Given problem — Restate the listing below word for word, omitting any images.

— BEGIN Provided information —

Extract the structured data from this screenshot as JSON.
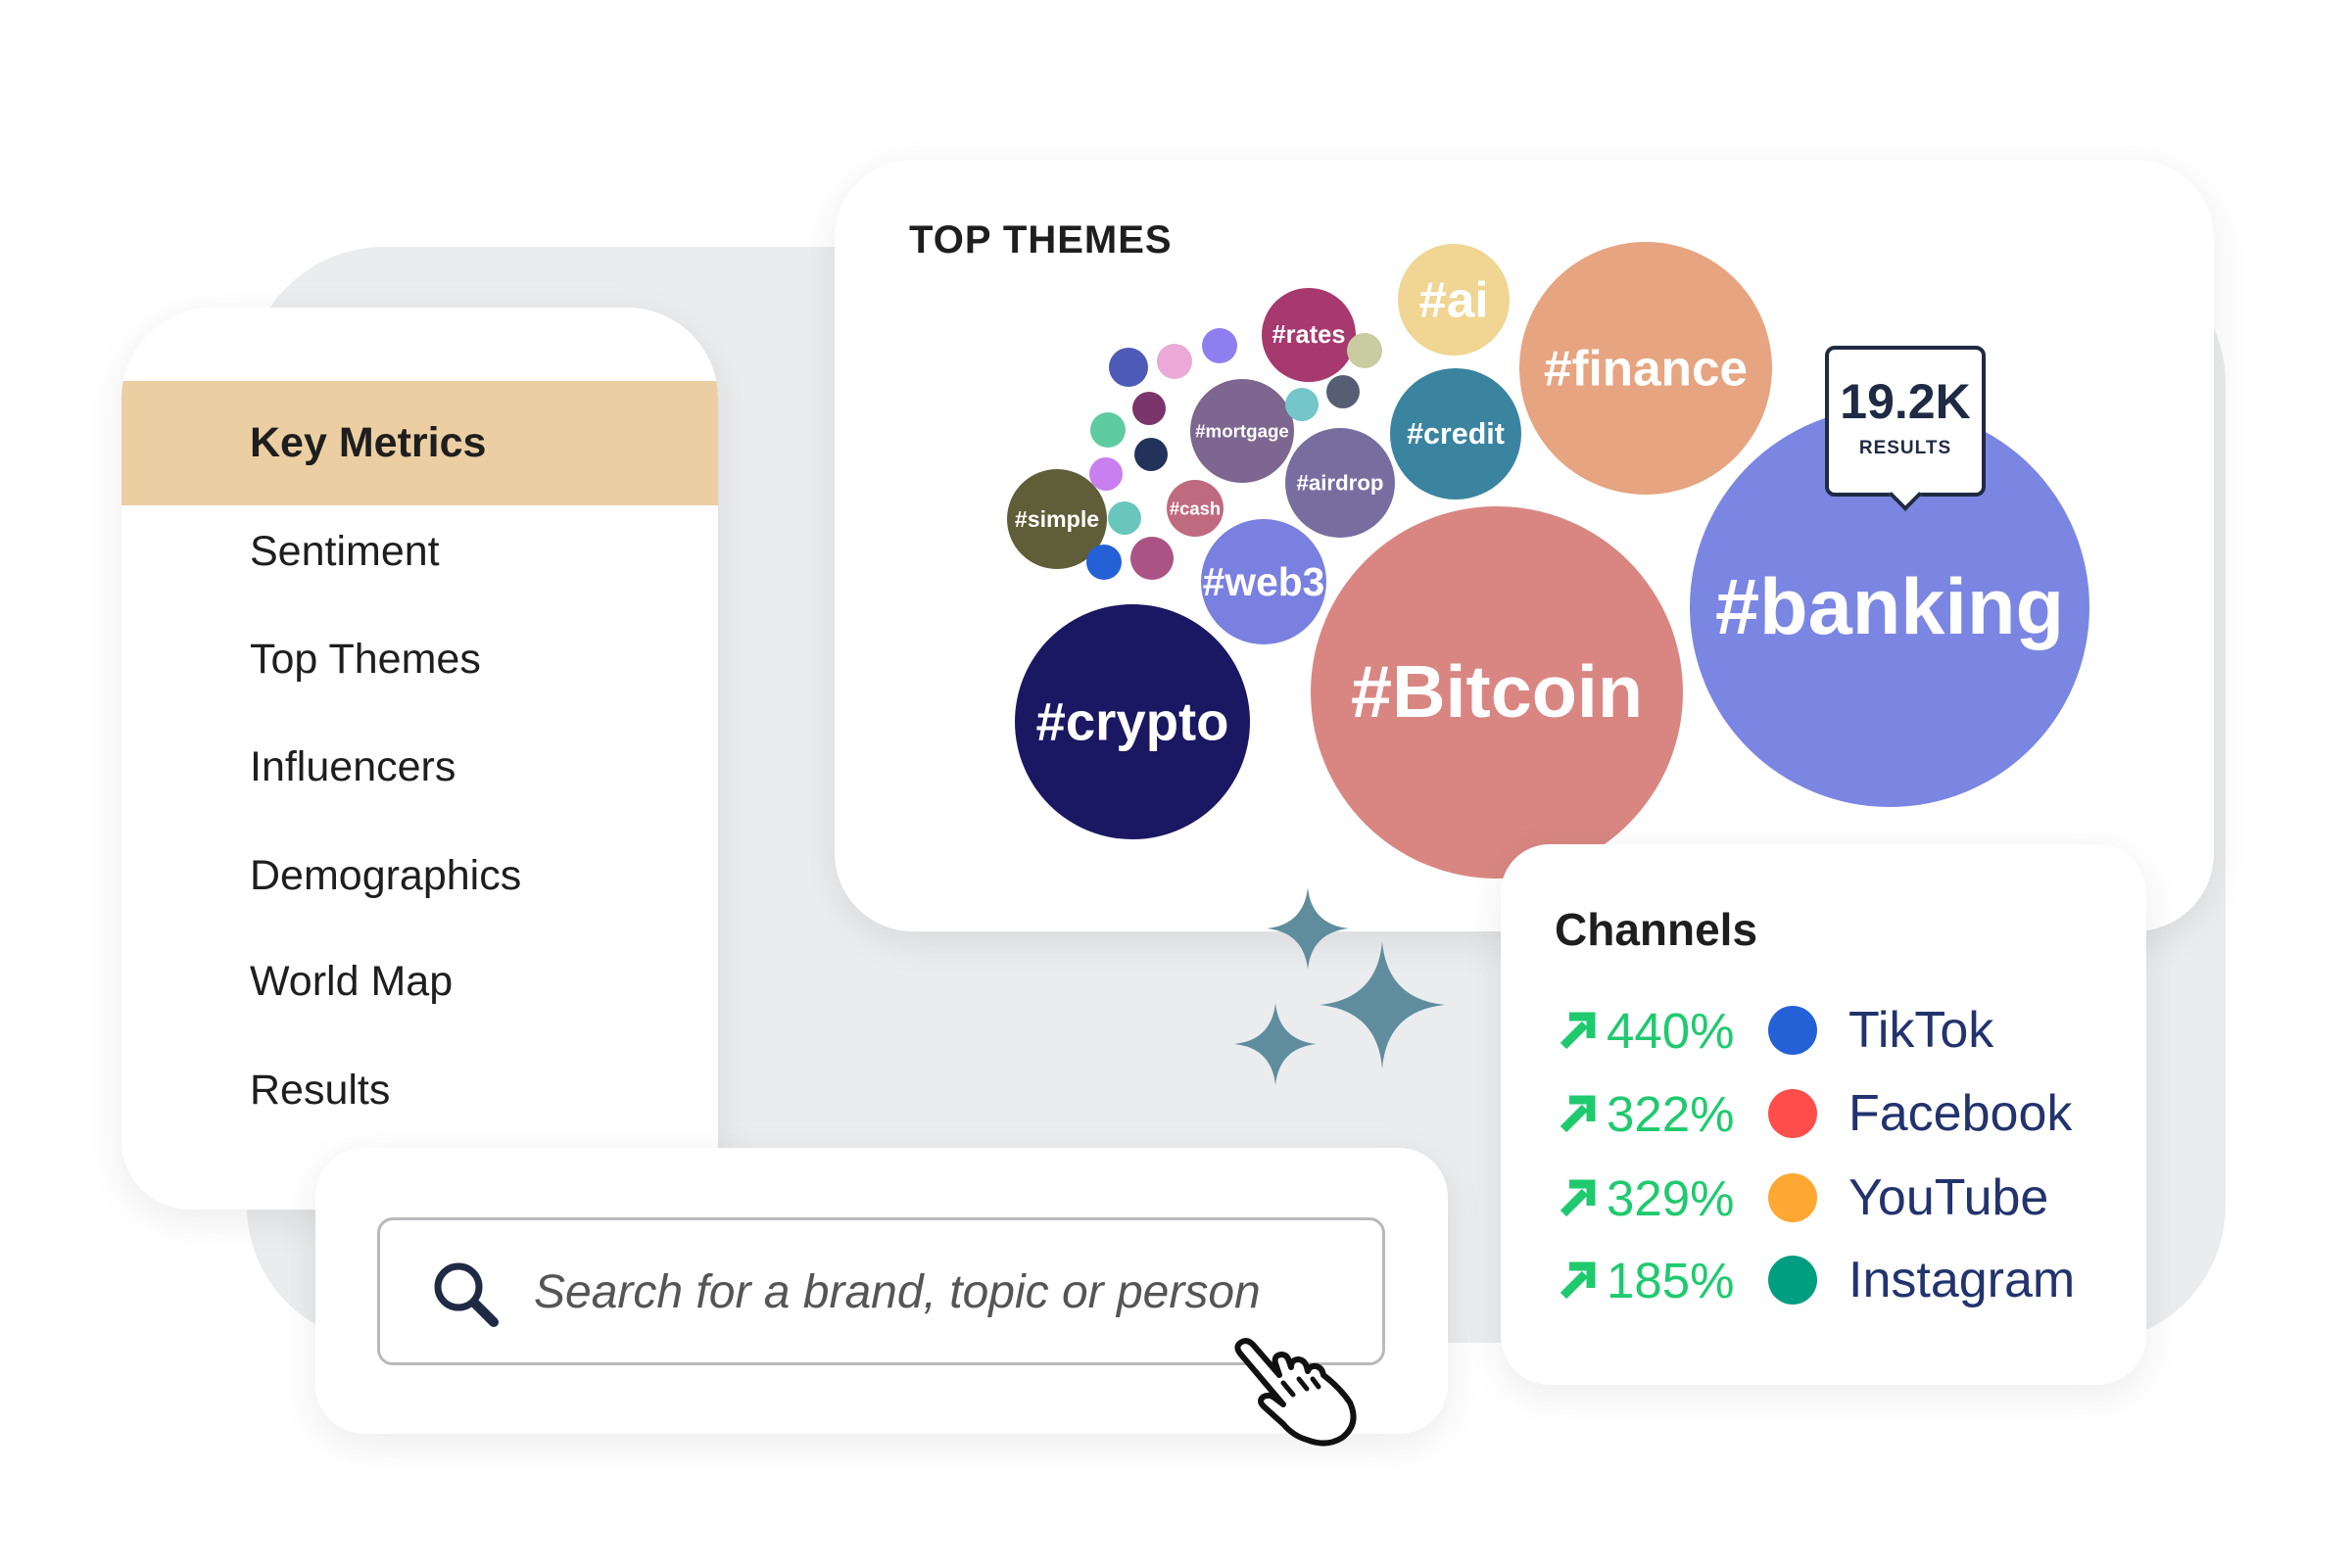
{
  "sidebar": {
    "items": [
      {
        "label": "Key Metrics",
        "active": true
      },
      {
        "label": "Sentiment"
      },
      {
        "label": "Top Themes"
      },
      {
        "label": "Influencers"
      },
      {
        "label": "Demographics"
      },
      {
        "label": "World Map"
      },
      {
        "label": "Results"
      }
    ],
    "active_color": "#ebcfa3"
  },
  "top_themes": {
    "title": "TOP THEMES",
    "tooltip": {
      "value": "19.2K",
      "label": "RESULTS"
    },
    "bubbles": [
      {
        "label": "#crypto",
        "color": "#1a1862"
      },
      {
        "label": "#Bitcoin",
        "color": "#d98682"
      },
      {
        "label": "#banking",
        "color": "#7b86e3"
      },
      {
        "label": "#finance",
        "color": "#e6a480"
      },
      {
        "label": "#ai",
        "color": "#f0d593"
      },
      {
        "label": "#credit",
        "color": "#3b84a0"
      },
      {
        "label": "#rates",
        "color": "#a6396e"
      },
      {
        "label": "#mortgage",
        "color": "#7d6690"
      },
      {
        "label": "#airdrop",
        "color": "#776e9f"
      },
      {
        "label": "#web3",
        "color": "#7a80e0"
      },
      {
        "label": "#simple",
        "color": "#5f5e38"
      },
      {
        "label": "#cash",
        "color": "#c06a80"
      },
      {
        "label": "",
        "color": "#4d5ab8"
      },
      {
        "label": "",
        "color": "#eaa9d6"
      },
      {
        "label": "",
        "color": "#8f7ef0"
      },
      {
        "label": "",
        "color": "#c9cba0"
      },
      {
        "label": "",
        "color": "#7a356a"
      },
      {
        "label": "",
        "color": "#74c6c8"
      },
      {
        "label": "",
        "color": "#555e72"
      },
      {
        "label": "",
        "color": "#5fcba0"
      },
      {
        "label": "",
        "color": "#22325a"
      },
      {
        "label": "",
        "color": "#c97ff0"
      },
      {
        "label": "",
        "color": "#69c6bc"
      },
      {
        "label": "",
        "color": "#2461d6"
      },
      {
        "label": "",
        "color": "#a95485"
      }
    ]
  },
  "channels": {
    "title": "Channels",
    "trend_icon": "arrow-up-right-icon",
    "trend_color": "#1fca6e",
    "rows": [
      {
        "change": "440%",
        "name": "TikTok",
        "color": "#2461d6"
      },
      {
        "change": "322%",
        "name": "Facebook",
        "color": "#fe4d4a"
      },
      {
        "change": "329%",
        "name": "YouTube",
        "color": "#fea833"
      },
      {
        "change": "185%",
        "name": "Instagram",
        "color": "#009e80"
      }
    ]
  },
  "search": {
    "placeholder": "Search for a brand, topic or person",
    "value": "",
    "icon": "search-icon",
    "cursor_icon": "hand-pointer-icon"
  },
  "decor": {
    "sparkle_color": "#5f8d9e"
  }
}
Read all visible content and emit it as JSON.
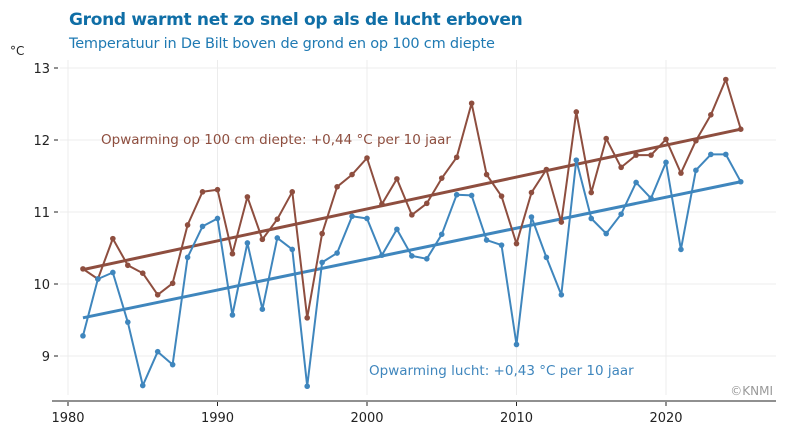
{
  "chart_data": {
    "type": "line",
    "title": "Grond warmt net zo snel op als de lucht erboven",
    "subtitle": "Temperatuur in De Bilt boven de grond en op 100 cm diepte",
    "ylabel": "°C",
    "xlabel": "",
    "xlim": [
      1979,
      2027
    ],
    "ylim": [
      8.4,
      13.1
    ],
    "xticks": [
      1980,
      1990,
      2000,
      2010,
      2020
    ],
    "yticks": [
      9,
      10,
      11,
      12,
      13
    ],
    "grid": true,
    "x": [
      1981,
      1982,
      1983,
      1984,
      1985,
      1986,
      1987,
      1988,
      1989,
      1990,
      1991,
      1992,
      1993,
      1994,
      1995,
      1996,
      1997,
      1998,
      1999,
      2000,
      2001,
      2002,
      2003,
      2004,
      2005,
      2006,
      2007,
      2008,
      2009,
      2010,
      2011,
      2012,
      2013,
      2014,
      2015,
      2016,
      2017,
      2018,
      2019,
      2020,
      2021,
      2022,
      2023,
      2024,
      2025
    ],
    "series": [
      {
        "key": "soil",
        "color": "#8e4e3f",
        "values": [
          10.21,
          10.07,
          10.63,
          10.26,
          10.15,
          9.85,
          10.01,
          10.82,
          11.28,
          11.31,
          10.42,
          11.21,
          10.62,
          10.9,
          11.28,
          9.53,
          10.7,
          11.35,
          11.52,
          11.75,
          11.11,
          11.46,
          10.96,
          11.12,
          11.47,
          11.76,
          12.51,
          11.52,
          11.22,
          10.56,
          11.27,
          11.59,
          10.86,
          12.39,
          11.27,
          12.02,
          11.62,
          11.79,
          11.79,
          12.01,
          11.54,
          11.99,
          12.35,
          12.84,
          12.15
        ],
        "trend": {
          "from": [
            1981,
            10.2
          ],
          "to": [
            2025,
            12.15
          ]
        }
      },
      {
        "key": "air",
        "color": "#3f86bd",
        "values": [
          9.28,
          10.07,
          10.16,
          9.47,
          8.59,
          9.06,
          8.88,
          10.37,
          10.8,
          10.91,
          9.57,
          10.57,
          9.65,
          10.64,
          10.48,
          8.58,
          10.3,
          10.43,
          10.94,
          10.91,
          10.4,
          10.76,
          10.39,
          10.35,
          10.69,
          11.24,
          11.23,
          10.61,
          10.54,
          9.16,
          10.93,
          10.37,
          9.85,
          11.72,
          10.91,
          10.7,
          10.97,
          11.41,
          11.19,
          11.69,
          10.48,
          11.58,
          11.8,
          11.8,
          11.42
        ],
        "trend": {
          "from": [
            1981,
            9.53
          ],
          "to": [
            2025,
            11.42
          ]
        }
      }
    ],
    "annotations": [
      {
        "text": "Opwarming op 100 cm diepte: +0,44 °C per 10 jaar",
        "color": "#8e4e3f"
      },
      {
        "text": "Opwarming lucht: +0,43 °C per 10 jaar",
        "color": "#3f86bd"
      }
    ],
    "credit": "©KNMI"
  }
}
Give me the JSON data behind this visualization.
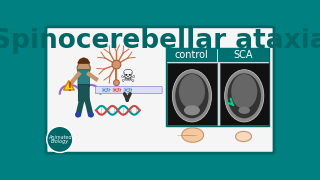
{
  "title": "Spinocerebellar ataxia",
  "title_color": "#006666",
  "bg_color": "#008080",
  "panel_bg": "#f5f5f5",
  "border_color": "#006666",
  "control_label": "control",
  "sca_label": "SCA",
  "label_bg": "#007070",
  "label_text_color": "#ffffff",
  "brand_text": "Animated\nBiology",
  "brand_bg": "#006666"
}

— END Provided information —

Result for this task —
Extract the structured data from this screenshot as JSON.
{
  "sidebar": {
    "items": [
      {
        "label": "Key Metrics",
        "active": true
      },
      {
        "label": "Sentiment"
      },
      {
        "label": "Top Themes"
      },
      {
        "label": "Influencers"
      },
      {
        "label": "Demographics"
      },
      {
        "label": "World Map"
      },
      {
        "label": "Results"
      }
    ],
    "active_color": "#ebcfa3"
  },
  "top_themes": {
    "title": "TOP THEMES",
    "tooltip": {
      "value": "19.2K",
      "label": "RESULTS"
    },
    "bubbles": [
      {
        "label": "#crypto",
        "color": "#1a1862"
      },
      {
        "label": "#Bitcoin",
        "color": "#d98682"
      },
      {
        "label": "#banking",
        "color": "#7b86e3"
      },
      {
        "label": "#finance",
        "color": "#e6a480"
      },
      {
        "label": "#ai",
        "color": "#f0d593"
      },
      {
        "label": "#credit",
        "color": "#3b84a0"
      },
      {
        "label": "#rates",
        "color": "#a6396e"
      },
      {
        "label": "#mortgage",
        "color": "#7d6690"
      },
      {
        "label": "#airdrop",
        "color": "#776e9f"
      },
      {
        "label": "#web3",
        "color": "#7a80e0"
      },
      {
        "label": "#simple",
        "color": "#5f5e38"
      },
      {
        "label": "#cash",
        "color": "#c06a80"
      },
      {
        "label": "",
        "color": "#4d5ab8"
      },
      {
        "label": "",
        "color": "#eaa9d6"
      },
      {
        "label": "",
        "color": "#8f7ef0"
      },
      {
        "label": "",
        "color": "#c9cba0"
      },
      {
        "label": "",
        "color": "#7a356a"
      },
      {
        "label": "",
        "color": "#74c6c8"
      },
      {
        "label": "",
        "color": "#555e72"
      },
      {
        "label": "",
        "color": "#5fcba0"
      },
      {
        "label": "",
        "color": "#22325a"
      },
      {
        "label": "",
        "color": "#c97ff0"
      },
      {
        "label": "",
        "color": "#69c6bc"
      },
      {
        "label": "",
        "color": "#2461d6"
      },
      {
        "label": "",
        "color": "#a95485"
      }
    ]
  },
  "channels": {
    "title": "Channels",
    "trend_icon": "arrow-up-right-icon",
    "trend_color": "#1fca6e",
    "rows": [
      {
        "change": "440%",
        "name": "TikTok",
        "color": "#2461d6"
      },
      {
        "change": "322%",
        "name": "Facebook",
        "color": "#fe4d4a"
      },
      {
        "change": "329%",
        "name": "YouTube",
        "color": "#fea833"
      },
      {
        "change": "185%",
        "name": "Instagram",
        "color": "#009e80"
      }
    ]
  },
  "search": {
    "placeholder": "Search for a brand, topic or person",
    "value": "",
    "icon": "search-icon",
    "cursor_icon": "hand-pointer-icon"
  },
  "decor": {
    "sparkle_color": "#5f8d9e"
  }
}
Read all visible content and emit it as JSON.
{
  "chart_data": {
    "type": "line",
    "title": "Grond warmt net zo snel op als de lucht erboven",
    "subtitle": "Temperatuur in De Bilt boven de grond en op 100 cm diepte",
    "ylabel": "°C",
    "xlabel": "",
    "xlim": [
      1979,
      2027
    ],
    "ylim": [
      8.4,
      13.1
    ],
    "xticks": [
      1980,
      1990,
      2000,
      2010,
      2020
    ],
    "yticks": [
      9,
      10,
      11,
      12,
      13
    ],
    "grid": true,
    "x": [
      1981,
      1982,
      1983,
      1984,
      1985,
      1986,
      1987,
      1988,
      1989,
      1990,
      1991,
      1992,
      1993,
      1994,
      1995,
      1996,
      1997,
      1998,
      1999,
      2000,
      2001,
      2002,
      2003,
      2004,
      2005,
      2006,
      2007,
      2008,
      2009,
      2010,
      2011,
      2012,
      2013,
      2014,
      2015,
      2016,
      2017,
      2018,
      2019,
      2020,
      2021,
      2022,
      2023,
      2024,
      2025
    ],
    "series": [
      {
        "key": "soil",
        "color": "#8e4e3f",
        "values": [
          10.21,
          10.07,
          10.63,
          10.26,
          10.15,
          9.85,
          10.01,
          10.82,
          11.28,
          11.31,
          10.42,
          11.21,
          10.62,
          10.9,
          11.28,
          9.53,
          10.7,
          11.35,
          11.52,
          11.75,
          11.11,
          11.46,
          10.96,
          11.12,
          11.47,
          11.76,
          12.51,
          11.52,
          11.22,
          10.56,
          11.27,
          11.59,
          10.86,
          12.39,
          11.27,
          12.02,
          11.62,
          11.79,
          11.79,
          12.01,
          11.54,
          11.99,
          12.35,
          12.84,
          12.15
        ],
        "trend": {
          "from": [
            1981,
            10.2
          ],
          "to": [
            2025,
            12.15
          ]
        }
      },
      {
        "key": "air",
        "color": "#3f86bd",
        "values": [
          9.28,
          10.07,
          10.16,
          9.47,
          8.59,
          9.06,
          8.88,
          10.37,
          10.8,
          10.91,
          9.57,
          10.57,
          9.65,
          10.64,
          10.48,
          8.58,
          10.3,
          10.43,
          10.94,
          10.91,
          10.4,
          10.76,
          10.39,
          10.35,
          10.69,
          11.24,
          11.23,
          10.61,
          10.54,
          9.16,
          10.93,
          10.37,
          9.85,
          11.72,
          10.91,
          10.7,
          10.97,
          11.41,
          11.19,
          11.69,
          10.48,
          11.58,
          11.8,
          11.8,
          11.42
        ],
        "trend": {
          "from": [
            1981,
            9.53
          ],
          "to": [
            2025,
            11.42
          ]
        }
      }
    ],
    "annotations": [
      {
        "text": "Opwarming op 100 cm diepte: +0,44 °C per 10 jaar",
        "color": "#8e4e3f"
      },
      {
        "text": "Opwarming lucht: +0,43 °C per 10 jaar",
        "color": "#3f86bd"
      }
    ],
    "credit": "©KNMI"
  }
}
Give me the JSON data behind this visualization.
{
  "title": "Spinocerebellar ataxia",
  "title_color": "#006666",
  "bg_color": "#008080",
  "panel_bg": "#f5f5f5",
  "border_color": "#006666",
  "control_label": "control",
  "sca_label": "SCA",
  "label_bg": "#007070",
  "label_text_color": "#ffffff",
  "brand_text": "Animated\nBiology",
  "brand_bg": "#006666"
}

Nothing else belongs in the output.